TO DO: Reproduce all entries verbatim, with nothing added or dropped.

DATA SUPPLIED:
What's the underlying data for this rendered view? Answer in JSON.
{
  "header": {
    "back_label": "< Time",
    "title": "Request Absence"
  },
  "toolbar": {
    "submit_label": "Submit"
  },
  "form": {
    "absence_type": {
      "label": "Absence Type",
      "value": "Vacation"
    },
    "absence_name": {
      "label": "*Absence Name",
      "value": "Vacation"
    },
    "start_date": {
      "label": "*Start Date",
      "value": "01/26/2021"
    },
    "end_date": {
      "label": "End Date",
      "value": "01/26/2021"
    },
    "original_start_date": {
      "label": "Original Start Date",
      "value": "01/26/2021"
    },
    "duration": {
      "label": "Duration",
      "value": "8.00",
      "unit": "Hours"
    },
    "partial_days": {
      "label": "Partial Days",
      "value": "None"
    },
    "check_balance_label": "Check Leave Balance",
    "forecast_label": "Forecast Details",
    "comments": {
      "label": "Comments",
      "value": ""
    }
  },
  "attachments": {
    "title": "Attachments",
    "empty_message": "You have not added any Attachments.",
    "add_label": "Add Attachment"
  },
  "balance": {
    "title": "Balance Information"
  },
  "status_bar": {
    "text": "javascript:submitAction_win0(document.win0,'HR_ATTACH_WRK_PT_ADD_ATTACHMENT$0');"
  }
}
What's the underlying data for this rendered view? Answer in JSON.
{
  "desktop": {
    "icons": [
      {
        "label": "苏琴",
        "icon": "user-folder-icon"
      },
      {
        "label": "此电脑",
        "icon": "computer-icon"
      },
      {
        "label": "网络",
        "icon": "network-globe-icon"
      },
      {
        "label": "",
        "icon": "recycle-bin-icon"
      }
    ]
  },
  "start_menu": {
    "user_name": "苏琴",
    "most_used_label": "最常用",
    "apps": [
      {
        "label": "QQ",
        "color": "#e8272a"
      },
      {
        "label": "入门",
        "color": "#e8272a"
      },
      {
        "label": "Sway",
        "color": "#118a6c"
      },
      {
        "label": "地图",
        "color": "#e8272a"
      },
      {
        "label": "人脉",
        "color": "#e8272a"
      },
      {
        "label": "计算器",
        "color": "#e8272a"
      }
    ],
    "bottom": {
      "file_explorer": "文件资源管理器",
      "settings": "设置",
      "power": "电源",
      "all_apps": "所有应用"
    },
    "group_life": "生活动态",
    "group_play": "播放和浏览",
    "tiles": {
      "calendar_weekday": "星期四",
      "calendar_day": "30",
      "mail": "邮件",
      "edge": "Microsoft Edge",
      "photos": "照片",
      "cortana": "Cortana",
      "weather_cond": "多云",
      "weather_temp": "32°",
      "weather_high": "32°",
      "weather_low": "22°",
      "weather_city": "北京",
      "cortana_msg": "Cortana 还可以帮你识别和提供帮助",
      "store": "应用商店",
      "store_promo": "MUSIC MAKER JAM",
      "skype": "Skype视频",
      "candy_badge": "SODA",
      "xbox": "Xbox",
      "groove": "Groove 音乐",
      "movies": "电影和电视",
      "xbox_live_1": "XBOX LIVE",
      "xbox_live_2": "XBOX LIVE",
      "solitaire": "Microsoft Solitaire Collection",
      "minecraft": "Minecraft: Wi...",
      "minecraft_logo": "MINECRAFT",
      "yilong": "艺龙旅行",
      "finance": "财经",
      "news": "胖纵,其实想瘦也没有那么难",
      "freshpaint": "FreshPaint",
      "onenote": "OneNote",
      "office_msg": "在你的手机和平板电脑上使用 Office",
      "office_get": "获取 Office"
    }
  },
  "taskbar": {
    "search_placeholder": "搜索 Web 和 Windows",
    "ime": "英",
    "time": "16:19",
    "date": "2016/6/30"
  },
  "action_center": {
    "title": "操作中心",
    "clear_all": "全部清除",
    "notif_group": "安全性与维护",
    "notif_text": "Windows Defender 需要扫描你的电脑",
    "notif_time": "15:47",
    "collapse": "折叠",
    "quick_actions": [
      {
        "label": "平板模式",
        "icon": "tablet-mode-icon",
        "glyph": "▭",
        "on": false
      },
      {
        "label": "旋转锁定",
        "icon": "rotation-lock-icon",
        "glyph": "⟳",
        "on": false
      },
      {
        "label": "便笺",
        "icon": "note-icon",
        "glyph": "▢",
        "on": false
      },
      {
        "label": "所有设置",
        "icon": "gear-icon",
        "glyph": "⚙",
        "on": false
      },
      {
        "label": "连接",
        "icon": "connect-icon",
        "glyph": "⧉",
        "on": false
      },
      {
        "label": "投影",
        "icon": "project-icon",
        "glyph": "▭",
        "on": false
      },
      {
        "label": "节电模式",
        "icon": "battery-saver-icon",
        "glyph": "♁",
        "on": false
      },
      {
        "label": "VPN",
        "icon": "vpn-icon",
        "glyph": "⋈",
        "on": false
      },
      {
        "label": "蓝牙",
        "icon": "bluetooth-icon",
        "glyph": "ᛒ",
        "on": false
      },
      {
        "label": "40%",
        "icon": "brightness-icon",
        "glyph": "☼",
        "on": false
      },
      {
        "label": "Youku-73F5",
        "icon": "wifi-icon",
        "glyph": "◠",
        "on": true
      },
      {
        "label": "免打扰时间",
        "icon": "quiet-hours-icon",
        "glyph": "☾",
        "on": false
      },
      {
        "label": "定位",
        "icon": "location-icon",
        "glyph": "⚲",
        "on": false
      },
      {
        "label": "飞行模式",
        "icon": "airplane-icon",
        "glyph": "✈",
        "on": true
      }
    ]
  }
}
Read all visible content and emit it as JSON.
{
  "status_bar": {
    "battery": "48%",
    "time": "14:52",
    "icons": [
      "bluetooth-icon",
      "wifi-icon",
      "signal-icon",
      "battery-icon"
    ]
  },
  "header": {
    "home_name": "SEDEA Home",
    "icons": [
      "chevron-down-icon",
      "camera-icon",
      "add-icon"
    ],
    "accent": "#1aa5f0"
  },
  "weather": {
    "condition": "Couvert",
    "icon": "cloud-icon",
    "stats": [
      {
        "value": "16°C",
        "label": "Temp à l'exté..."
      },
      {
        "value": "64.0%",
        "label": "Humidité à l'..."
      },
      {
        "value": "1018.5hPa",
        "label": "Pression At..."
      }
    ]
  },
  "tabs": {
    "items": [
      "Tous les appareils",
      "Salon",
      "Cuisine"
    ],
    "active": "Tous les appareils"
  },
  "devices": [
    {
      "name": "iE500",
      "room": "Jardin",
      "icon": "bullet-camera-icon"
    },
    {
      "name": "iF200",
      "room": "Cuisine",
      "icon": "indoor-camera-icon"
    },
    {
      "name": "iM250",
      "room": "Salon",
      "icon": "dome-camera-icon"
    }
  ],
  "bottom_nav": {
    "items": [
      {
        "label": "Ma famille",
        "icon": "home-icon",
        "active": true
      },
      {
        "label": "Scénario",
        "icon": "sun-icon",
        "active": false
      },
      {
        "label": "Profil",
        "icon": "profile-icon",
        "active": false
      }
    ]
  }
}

RESULT OF THIS TASK:
What's the underlying data for this rendered view? Answer in JSON.
{
  "header": {
    "back_label": "< Time",
    "title": "Request Absence"
  },
  "toolbar": {
    "submit_label": "Submit"
  },
  "form": {
    "absence_type": {
      "label": "Absence Type",
      "value": "Vacation"
    },
    "absence_name": {
      "label": "*Absence Name",
      "value": "Vacation"
    },
    "start_date": {
      "label": "*Start Date",
      "value": "01/26/2021"
    },
    "end_date": {
      "label": "End Date",
      "value": "01/26/2021"
    },
    "original_start_date": {
      "label": "Original Start Date",
      "value": "01/26/2021"
    },
    "duration": {
      "label": "Duration",
      "value": "8.00",
      "unit": "Hours"
    },
    "partial_days": {
      "label": "Partial Days",
      "value": "None"
    },
    "check_balance_label": "Check Leave Balance",
    "forecast_label": "Forecast Details",
    "comments": {
      "label": "Comments",
      "value": ""
    }
  },
  "attachments": {
    "title": "Attachments",
    "empty_message": "You have not added any Attachments.",
    "add_label": "Add Attachment"
  },
  "balance": {
    "title": "Balance Information"
  },
  "status_bar": {
    "text": "javascript:submitAction_win0(document.win0,'HR_ATTACH_WRK_PT_ADD_ATTACHMENT$0');"
  }
}
What's the underlying data for this rendered view? Answer in JSON.
{
  "desktop": {
    "icons": [
      {
        "label": "苏琴",
        "icon": "user-folder-icon"
      },
      {
        "label": "此电脑",
        "icon": "computer-icon"
      },
      {
        "label": "网络",
        "icon": "network-globe-icon"
      },
      {
        "label": "",
        "icon": "recycle-bin-icon"
      }
    ]
  },
  "start_menu": {
    "user_name": "苏琴",
    "most_used_label": "最常用",
    "apps": [
      {
        "label": "QQ",
        "color": "#e8272a"
      },
      {
        "label": "入门",
        "color": "#e8272a"
      },
      {
        "label": "Sway",
        "color": "#118a6c"
      },
      {
        "label": "地图",
        "color": "#e8272a"
      },
      {
        "label": "人脉",
        "color": "#e8272a"
      },
      {
        "label": "计算器",
        "color": "#e8272a"
      }
    ],
    "bottom": {
      "file_explorer": "文件资源管理器",
      "settings": "设置",
      "power": "电源",
      "all_apps": "所有应用"
    },
    "group_life": "生活动态",
    "group_play": "播放和浏览",
    "tiles": {
      "calendar_weekday": "星期四",
      "calendar_day": "30",
      "mail": "邮件",
      "edge": "Microsoft Edge",
      "photos": "照片",
      "cortana": "Cortana",
      "weather_cond": "多云",
      "weather_temp": "32°",
      "weather_high": "32°",
      "weather_low": "22°",
      "weather_city": "北京",
      "cortana_msg": "Cortana 还可以帮你识别和提供帮助",
      "store": "应用商店",
      "store_promo": "MUSIC MAKER JAM",
      "skype": "Skype视频",
      "candy_badge": "SODA",
      "xbox": "Xbox",
      "groove": "Groove 音乐",
      "movies": "电影和电视",
      "xbox_live_1": "XBOX LIVE",
      "xbox_live_2": "XBOX LIVE",
      "solitaire": "Microsoft Solitaire Collection",
      "minecraft": "Minecraft: Wi...",
      "minecraft_logo": "MINECRAFT",
      "yilong": "艺龙旅行",
      "finance": "财经",
      "news": "胖纵,其实想瘦也没有那么难",
      "freshpaint": "FreshPaint",
      "onenote": "OneNote",
      "office_msg": "在你的手机和平板电脑上使用 Office",
      "office_get": "获取 Office"
    }
  },
  "taskbar": {
    "search_placeholder": "搜索 Web 和 Windows",
    "ime": "英",
    "time": "16:19",
    "date": "2016/6/30"
  },
  "action_center": {
    "title": "操作中心",
    "clear_all": "全部清除",
    "notif_group": "安全性与维护",
    "notif_text": "Windows Defender 需要扫描你的电脑",
    "notif_time": "15:47",
    "collapse": "折叠",
    "quick_actions": [
      {
        "label": "平板模式",
        "icon": "tablet-mode-icon",
        "glyph": "▭",
        "on": false
      },
      {
        "label": "旋转锁定",
        "icon": "rotation-lock-icon",
        "glyph": "⟳",
        "on": false
      },
      {
        "label": "便笺",
        "icon": "note-icon",
        "glyph": "▢",
        "on": false
      },
      {
        "label": "所有设置",
        "icon": "gear-icon",
        "glyph": "⚙",
        "on": false
      },
      {
        "label": "连接",
        "icon": "connect-icon",
        "glyph": "⧉",
        "on": false
      },
      {
        "label": "投影",
        "icon": "project-icon",
        "glyph": "▭",
        "on": false
      },
      {
        "label": "节电模式",
        "icon": "battery-saver-icon",
        "glyph": "♁",
        "on": false
      },
      {
        "label": "VPN",
        "icon": "vpn-icon",
        "glyph": "⋈",
        "on": false
      },
      {
        "label": "蓝牙",
        "icon": "bluetooth-icon",
        "glyph": "ᛒ",
        "on": false
      },
      {
        "label": "40%",
        "icon": "brightness-icon",
        "glyph": "☼",
        "on": false
      },
      {
        "label": "Youku-73F5",
        "icon": "wifi-icon",
        "glyph": "◠",
        "on": true
      },
      {
        "label": "免打扰时间",
        "icon": "quiet-hours-icon",
        "glyph": "☾",
        "on": false
      },
      {
        "label": "定位",
        "icon": "location-icon",
        "glyph": "⚲",
        "on": false
      },
      {
        "label": "飞行模式",
        "icon": "airplane-icon",
        "glyph": "✈",
        "on": true
      }
    ]
  }
}
Read all visible content and emit it as JSON.
{
  "status_bar": {
    "battery": "48%",
    "time": "14:52",
    "icons": [
      "bluetooth-icon",
      "wifi-icon",
      "signal-icon",
      "battery-icon"
    ]
  },
  "header": {
    "home_name": "SEDEA Home",
    "icons": [
      "chevron-down-icon",
      "camera-icon",
      "add-icon"
    ],
    "accent": "#1aa5f0"
  },
  "weather": {
    "condition": "Couvert",
    "icon": "cloud-icon",
    "stats": [
      {
        "value": "16°C",
        "label": "Temp à l'exté..."
      },
      {
        "value": "64.0%",
        "label": "Humidité à l'..."
      },
      {
        "value": "1018.5hPa",
        "label": "Pression At..."
      }
    ]
  },
  "tabs": {
    "items": [
      "Tous les appareils",
      "Salon",
      "Cuisine"
    ],
    "active": "Tous les appareils"
  },
  "devices": [
    {
      "name": "iE500",
      "room": "Jardin",
      "icon": "bullet-camera-icon"
    },
    {
      "name": "iF200",
      "room": "Cuisine",
      "icon": "indoor-camera-icon"
    },
    {
      "name": "iM250",
      "room": "Salon",
      "icon": "dome-camera-icon"
    }
  ],
  "bottom_nav": {
    "items": [
      {
        "label": "Ma famille",
        "icon": "home-icon",
        "active": true
      },
      {
        "label": "Scénario",
        "icon": "sun-icon",
        "active": false
      },
      {
        "label": "Profil",
        "icon": "profile-icon",
        "active": false
      }
    ]
  }
}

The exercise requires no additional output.